EXERCISE GOAL: Using the data below, copy each line that includes the word "veterinary".

EXTRACTED RECORDS:
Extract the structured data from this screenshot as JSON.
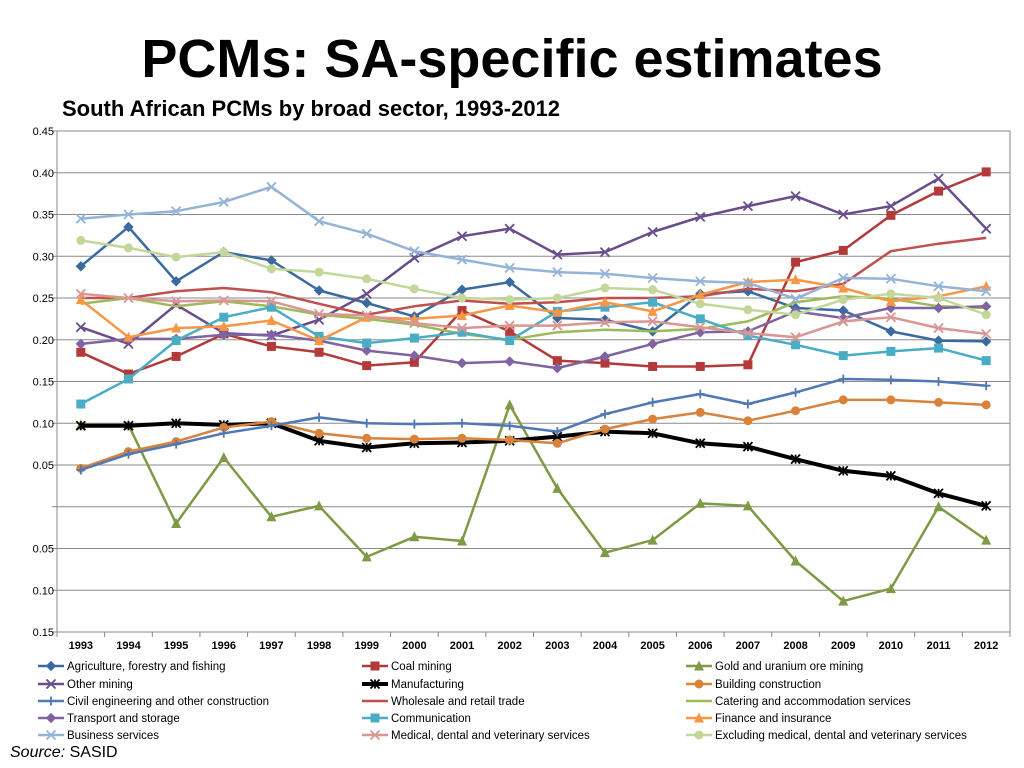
{
  "page": {
    "title": "PCMs: SA-specific estimates",
    "source_label": "Source:",
    "source_value": "SASID"
  },
  "chart_data": {
    "type": "line",
    "title": "South African PCMs by broad sector, 1993-2012",
    "xlabel": "",
    "ylabel": "",
    "ylim": [
      -0.15,
      0.45
    ],
    "yticks": [
      -0.15,
      -0.1,
      -0.05,
      0,
      0.05,
      0.1,
      0.15,
      0.2,
      0.25,
      0.3,
      0.35,
      0.4,
      0.45
    ],
    "ytick_labels": [
      "0.15",
      "0.10",
      "0.05",
      "",
      "0.05",
      "0.10",
      "0.15",
      "0.20",
      "0.25",
      "0.30",
      "0.35",
      "0.40",
      "0.45"
    ],
    "grid": true,
    "legend_position": "bottom",
    "categories": [
      "1993",
      "1994",
      "1995",
      "1996",
      "1997",
      "1998",
      "1999",
      "2000",
      "2001",
      "2002",
      "2003",
      "2004",
      "2005",
      "2006",
      "2007",
      "2008",
      "2009",
      "2010",
      "2011",
      "2012"
    ],
    "series": [
      {
        "name": "Agriculture, forestry and fishing",
        "color": "#3b6aa0",
        "marker": "diamond",
        "width": 2.5,
        "values": [
          0.288,
          0.335,
          0.27,
          0.305,
          0.295,
          0.259,
          0.244,
          0.228,
          0.26,
          0.269,
          0.226,
          0.224,
          0.21,
          0.255,
          0.258,
          0.238,
          0.235,
          0.21,
          0.199,
          0.198
        ]
      },
      {
        "name": "Coal mining",
        "color": "#b23a3a",
        "marker": "square",
        "width": 2.5,
        "values": [
          0.185,
          0.159,
          0.18,
          0.207,
          0.192,
          0.185,
          0.169,
          0.173,
          0.235,
          0.21,
          0.175,
          0.172,
          0.168,
          0.168,
          0.17,
          0.293,
          0.307,
          0.349,
          0.378,
          0.401
        ]
      },
      {
        "name": "Gold and uranium ore mining",
        "color": "#7f9a46",
        "marker": "triangle",
        "width": 2.5,
        "values": [
          0.098,
          0.098,
          -0.02,
          0.059,
          -0.012,
          0.001,
          -0.06,
          -0.036,
          -0.041,
          0.122,
          0.022,
          -0.055,
          -0.04,
          0.004,
          0.001,
          -0.065,
          -0.113,
          -0.098,
          0.0,
          -0.04
        ]
      },
      {
        "name": "Other mining",
        "color": "#6a4d8c",
        "marker": "x",
        "width": 2.5,
        "values": [
          0.215,
          0.195,
          0.242,
          0.208,
          0.205,
          0.224,
          0.255,
          0.298,
          0.324,
          0.333,
          0.302,
          0.305,
          0.329,
          0.347,
          0.36,
          0.372,
          0.35,
          0.36,
          0.393,
          0.333
        ]
      },
      {
        "name": "Manufacturing",
        "color": "#000000",
        "marker": "star",
        "width": 4,
        "values": [
          0.097,
          0.097,
          0.1,
          0.098,
          0.1,
          0.079,
          0.071,
          0.076,
          0.077,
          0.079,
          0.084,
          0.09,
          0.088,
          0.076,
          0.072,
          0.057,
          0.043,
          0.037,
          0.016,
          0.001
        ]
      },
      {
        "name": "Building construction",
        "color": "#d9823b",
        "marker": "circle",
        "width": 2.5,
        "values": [
          0.046,
          0.066,
          0.078,
          0.095,
          0.102,
          0.088,
          0.082,
          0.081,
          0.082,
          0.08,
          0.076,
          0.093,
          0.105,
          0.113,
          0.103,
          0.115,
          0.128,
          0.128,
          0.125,
          0.122
        ]
      },
      {
        "name": "Civil engineering and other construction",
        "color": "#5078b4",
        "marker": "plus",
        "width": 2.5,
        "values": [
          0.044,
          0.063,
          0.075,
          0.088,
          0.097,
          0.107,
          0.1,
          0.099,
          0.1,
          0.097,
          0.09,
          0.111,
          0.125,
          0.135,
          0.123,
          0.137,
          0.153,
          0.152,
          0.15,
          0.145
        ]
      },
      {
        "name": "Wholesale and retail trade",
        "color": "#c0504d",
        "marker": "none",
        "width": 2.5,
        "values": [
          0.25,
          0.25,
          0.258,
          0.262,
          0.257,
          0.243,
          0.23,
          0.24,
          0.247,
          0.243,
          0.245,
          0.25,
          0.25,
          0.252,
          0.261,
          0.258,
          0.267,
          0.306,
          0.315,
          0.322
        ]
      },
      {
        "name": "Catering and accommodation services",
        "color": "#9bbb59",
        "marker": "none",
        "width": 2.5,
        "values": [
          0.243,
          0.25,
          0.24,
          0.246,
          0.24,
          0.23,
          0.225,
          0.218,
          0.207,
          0.2,
          0.209,
          0.212,
          0.21,
          0.213,
          0.222,
          0.245,
          0.252,
          0.249,
          0.24,
          0.238
        ]
      },
      {
        "name": "Transport and storage",
        "color": "#8064a2",
        "marker": "diamond",
        "width": 2.5,
        "values": [
          0.195,
          0.201,
          0.201,
          0.206,
          0.206,
          0.199,
          0.187,
          0.181,
          0.172,
          0.174,
          0.166,
          0.18,
          0.195,
          0.209,
          0.21,
          0.234,
          0.226,
          0.238,
          0.238,
          0.24
        ]
      },
      {
        "name": "Communication",
        "color": "#4bacc6",
        "marker": "square",
        "width": 2.5,
        "values": [
          0.123,
          0.153,
          0.199,
          0.227,
          0.239,
          0.204,
          0.196,
          0.202,
          0.209,
          0.199,
          0.234,
          0.239,
          0.245,
          0.225,
          0.205,
          0.194,
          0.181,
          0.186,
          0.19,
          0.175
        ]
      },
      {
        "name": "Finance and insurance",
        "color": "#f79646",
        "marker": "triangle",
        "width": 2.5,
        "values": [
          0.248,
          0.203,
          0.214,
          0.216,
          0.223,
          0.199,
          0.227,
          0.225,
          0.229,
          0.241,
          0.233,
          0.245,
          0.234,
          0.254,
          0.269,
          0.272,
          0.262,
          0.246,
          0.252,
          0.264
        ]
      },
      {
        "name": "Business services",
        "color": "#95b3d7",
        "marker": "x",
        "width": 2.5,
        "values": [
          0.345,
          0.35,
          0.354,
          0.365,
          0.383,
          0.342,
          0.327,
          0.306,
          0.296,
          0.286,
          0.281,
          0.279,
          0.274,
          0.27,
          0.268,
          0.249,
          0.274,
          0.273,
          0.264,
          0.258
        ]
      },
      {
        "name": "Medical, dental and veterinary services",
        "color": "#d99694",
        "marker": "x",
        "width": 2.5,
        "values": [
          0.255,
          0.25,
          0.246,
          0.247,
          0.246,
          0.231,
          0.229,
          0.22,
          0.214,
          0.217,
          0.217,
          0.221,
          0.222,
          0.215,
          0.208,
          0.203,
          0.222,
          0.227,
          0.214,
          0.207
        ]
      },
      {
        "name": "Excluding medical, dental and veterinary services",
        "color": "#c4d79b",
        "marker": "circle",
        "width": 2.5,
        "values": [
          0.319,
          0.31,
          0.299,
          0.305,
          0.285,
          0.281,
          0.273,
          0.261,
          0.25,
          0.248,
          0.25,
          0.262,
          0.26,
          0.243,
          0.236,
          0.23,
          0.248,
          0.255,
          0.25,
          0.23
        ]
      }
    ]
  }
}
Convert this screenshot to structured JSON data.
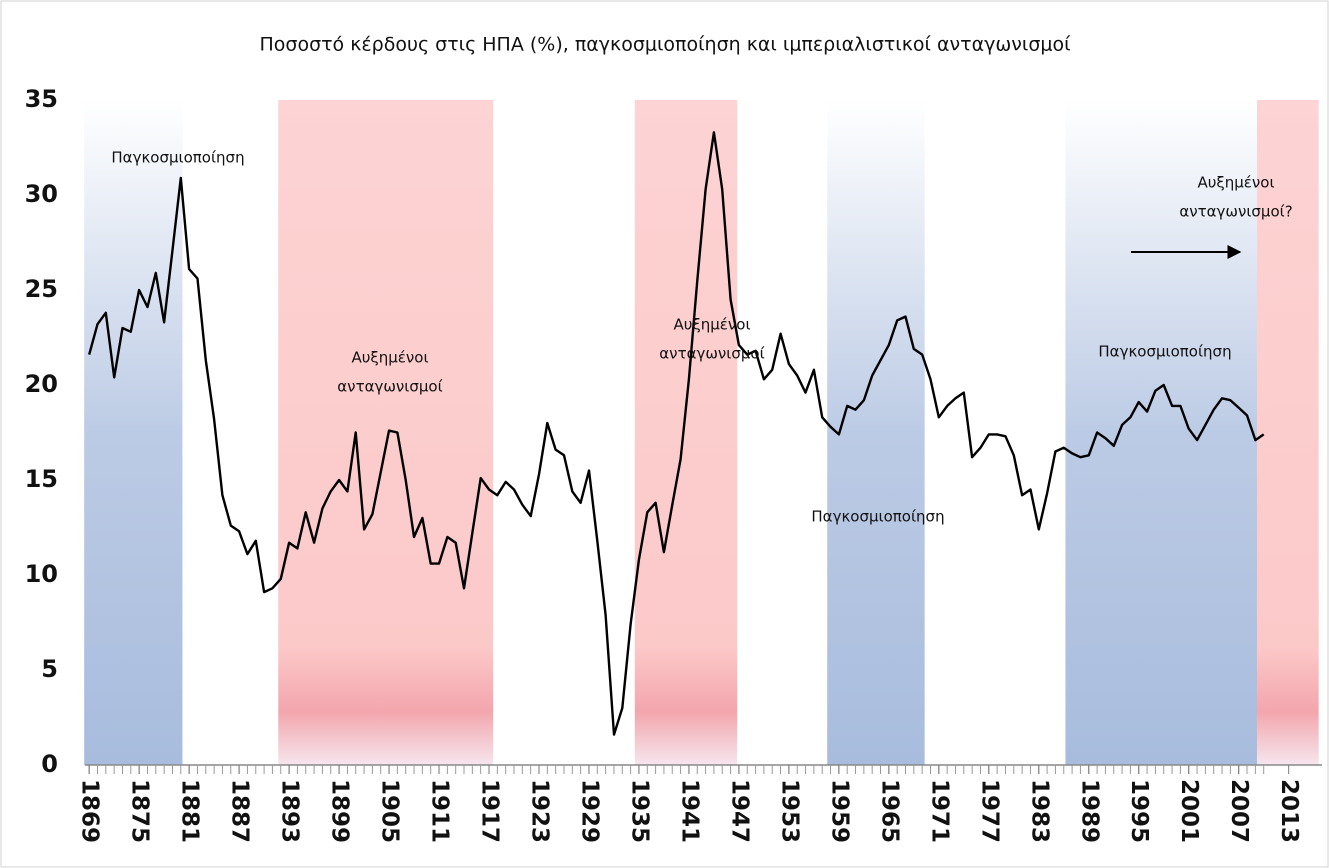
{
  "chart_data": {
    "type": "line",
    "title": "Ποσοστό κέρδους στις ΗΠΑ (%), παγκοσμιοποίηση και ιμπεριαλιστικοί ανταγωνισμοί",
    "x": [
      1869,
      1870,
      1871,
      1872,
      1873,
      1874,
      1875,
      1876,
      1877,
      1878,
      1879,
      1880,
      1881,
      1882,
      1883,
      1884,
      1885,
      1886,
      1887,
      1888,
      1889,
      1890,
      1891,
      1892,
      1893,
      1894,
      1895,
      1896,
      1897,
      1898,
      1899,
      1900,
      1901,
      1902,
      1903,
      1904,
      1905,
      1906,
      1907,
      1908,
      1909,
      1910,
      1911,
      1912,
      1913,
      1914,
      1915,
      1916,
      1917,
      1918,
      1919,
      1920,
      1921,
      1922,
      1923,
      1924,
      1925,
      1926,
      1927,
      1928,
      1929,
      1930,
      1931,
      1932,
      1933,
      1934,
      1935,
      1936,
      1937,
      1938,
      1939,
      1940,
      1941,
      1942,
      1943,
      1944,
      1945,
      1946,
      1947,
      1948,
      1949,
      1950,
      1951,
      1952,
      1953,
      1954,
      1955,
      1956,
      1957,
      1958,
      1959,
      1960,
      1961,
      1962,
      1963,
      1964,
      1965,
      1966,
      1967,
      1968,
      1969,
      1970,
      1971,
      1972,
      1973,
      1974,
      1975,
      1976,
      1977,
      1978,
      1979,
      1980,
      1981,
      1982,
      1983,
      1984,
      1985,
      1986,
      1987,
      1988,
      1989,
      1990,
      1991,
      1992,
      1993,
      1994,
      1995,
      1996,
      1997,
      1998,
      1999,
      2000,
      2001,
      2002,
      2003,
      2004,
      2005,
      2006,
      2007,
      2008,
      2009,
      2010
    ],
    "series": [
      {
        "color": "#000000",
        "values": [
          21.6,
          23.2,
          23.8,
          20.4,
          23,
          22.8,
          25,
          24.1,
          25.9,
          23.3,
          27.1,
          30.9,
          26.1,
          25.6,
          21.3,
          18.2,
          14.2,
          12.6,
          12.3,
          11.1,
          11.8,
          9.1,
          9.3,
          9.8,
          11.7,
          11.4,
          13.3,
          11.7,
          13.5,
          14.4,
          15,
          14.4,
          17.5,
          12.4,
          13.2,
          15.4,
          17.6,
          17.5,
          15,
          12,
          13,
          10.6,
          10.6,
          12,
          11.7,
          9.3,
          12.2,
          15.1,
          14.5,
          14.2,
          14.9,
          14.5,
          13.7,
          13.1,
          15.3,
          18,
          16.6,
          16.3,
          14.4,
          13.8,
          15.5,
          11.8,
          7.9,
          1.6,
          3,
          7.4,
          10.8,
          13.3,
          13.8,
          11.2,
          13.7,
          16.1,
          20.3,
          25.5,
          30.3,
          33.3,
          30.3,
          24.5,
          22.1,
          21.6,
          21.8,
          20.3,
          20.8,
          22.7,
          21.1,
          20.5,
          19.6,
          20.8,
          18.3,
          17.8,
          17.4,
          18.9,
          18.7,
          19.2,
          20.5,
          21.3,
          22.1,
          23.4,
          23.6,
          21.9,
          21.6,
          20.3,
          18.3,
          18.9,
          19.3,
          19.6,
          16.2,
          16.7,
          17.4,
          17.4,
          17.3,
          16.3,
          14.2,
          14.5,
          12.4,
          14.3,
          16.5,
          16.7,
          16.4,
          16.2,
          16.3,
          17.5,
          17.2,
          16.8,
          17.9,
          18.3,
          19.1,
          18.6,
          19.7,
          20,
          18.9,
          18.9,
          17.7,
          17.1,
          17.9,
          18.7,
          19.3,
          19.2,
          18.8,
          18.4,
          17.1,
          17.4
        ]
      }
    ],
    "xlim": [
      1868.5,
      2017
    ],
    "xticks": [
      1869,
      1875,
      1881,
      1887,
      1893,
      1899,
      1905,
      1911,
      1917,
      1923,
      1929,
      1935,
      1941,
      1947,
      1953,
      1959,
      1965,
      1971,
      1977,
      1983,
      1989,
      1995,
      2001,
      2007,
      2013
    ],
    "ylim": [
      0,
      35
    ],
    "yticks": [
      0,
      5,
      10,
      15,
      20,
      25,
      30,
      35
    ],
    "bands": [
      {
        "start": 1868.4,
        "end": 1880.2,
        "color": "blue"
      },
      {
        "start": 1891.7,
        "end": 1917.5,
        "color": "red"
      },
      {
        "start": 1934.5,
        "end": 1946.8,
        "color": "red"
      },
      {
        "start": 1957.6,
        "end": 1969.3,
        "color": "blue"
      },
      {
        "start": 1986.2,
        "end": 2009.2,
        "color": "blue"
      },
      {
        "start": 2009.2,
        "end": 2016.6,
        "color": "red"
      }
    ],
    "annotations": [
      {
        "lines": [
          "Παγκοσμιοποίηση"
        ]
      },
      {
        "lines": [
          "Αυξημένοι",
          "ανταγωνισμοί"
        ]
      },
      {
        "lines": [
          "Αυξημένοι",
          "ανταγωνισμοί"
        ]
      },
      {
        "lines": [
          "Παγκοσμιοποίηση"
        ]
      },
      {
        "lines": [
          "Παγκοσμιοποίηση"
        ]
      },
      {
        "lines": [
          "Αυξημένοι",
          "ανταγωνισμοί?"
        ]
      }
    ]
  }
}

ANSWER IN FULL:
        "name": "Medical, dental and veterinary services",
        "name": "Excluding medical, dental and veterinary services",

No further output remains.